■ **Problem statement**: Pictures stay out of the copy; restate everything else in the material exactly.

■ **Supplied entries**:
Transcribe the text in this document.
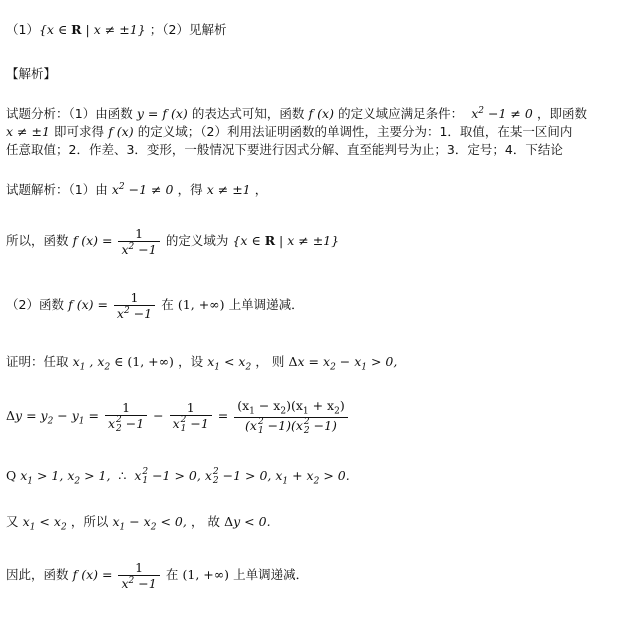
（1）{x ∈ R | x ≠ ±1} ；（2）见解析
【解析】
试题分析：（1）由函数 y = f (x) 的表达式可知，函数 f (x) 的定义域应满足条件：  $x^2 -1 \ne 0$ ，即函数
x ≠ ±1 即可求得 f (x) 的定义域；（2）利用法证明函数的单调性，主要分为：1．取值，在某一区间内
任意取值；2．作差、3．变形，一般情况下要进行因式分解、直至能判号为止；3．定号；4．下结论
试题解析：（1）由 $x^2 -1 \ne 0$ ，得 x ≠ ±1 ，
所以，函数 f $(x) = \frac{1}{x^2 -1}$ 的定义域为 {x ∈ R | x ≠ ±1}
（2）函数 f $(x) = \frac{1}{x^2 -1}$ 在 (1, +∞) 上单调递减．
证明：任取 $x_1$ , $x_2$ ∈ (1, +∞) ，设 $x_1 < x_2$ ， 则 $\Delta x = x_2 - x_1 > 0$,
$\Delta y = y_2 - y_1 = 1$
x 2
2 −1 − 1
x 2
$1 -1 = (x_1 - x_2)(x_1 + x_2)$
(x 2
1 −1)(x 2
2 −1)
Q $x_1 > 1$, $x_2 > 1$,  ∴  x 2
1 −1 > 0, x 2
2 −1 > 0, $x_1 + x_2 > 0$.
又 $x_1 < x_2$ ，所以 $x_1 - x_2 < 0$, ， 故 Δy < 0.
因此，函数 f $(x) = \frac{1}{x^2 -1}$ 在 (1, +∞) 上单调递减．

■ **Expected answer**:
Transcribe the text in this document.
（1）{x ∈ R | x ≠ ±1} ；（2）见解析
【解析】
试题分析：（1）由函数 y = f (x) 的表达式可知，函数 f (x) 的定义域应满足条件：  $x^2 -1 \ne 0$ ，即函数
x ≠ ±1 即可求得 f (x) 的定义域；（2）利用法证明函数的单调性，主要分为：1．取值，在某一区间内
任意取值；2．作差、3．变形，一般情况下要进行因式分解、直至能判号为止；3．定号；4．下结论
试题解析：（1）由 $x^2 -1 \ne 0$ ，得 x ≠ ±1 ，
所以，函数 f $(x) = \frac{1}{x^2 -1}$ 的定义域为 {x ∈ R | x ≠ ±1}
（2）函数 f $(x) = \frac{1}{x^2 -1}$ 在 (1, +∞) 上单调递减．
证明：任取 $x_1$ , $x_2$ ∈ (1, +∞) ，设 $x_1 < x_2$ ， 则 $\Delta x = x_2 - x_1 > 0$,
$\Delta y = y_2 - y_1 = 1$
x 2
2 −1 − 1
x 2
$1 -1 = (x_1 - x_2)(x_1 + x_2)$
(x 2
1 −1)(x 2
2 −1)
Q $x_1 > 1$, $x_2 > 1$,  ∴  x 2
1 −1 > 0, x 2
2 −1 > 0, $x_1 + x_2 > 0$.
又 $x_1 < x_2$ ，所以 $x_1 - x_2 < 0$, ， 故 Δy < 0.
因此，函数 f $(x) = \frac{1}{x^2 -1}$ 在 (1, +∞) 上单调递减．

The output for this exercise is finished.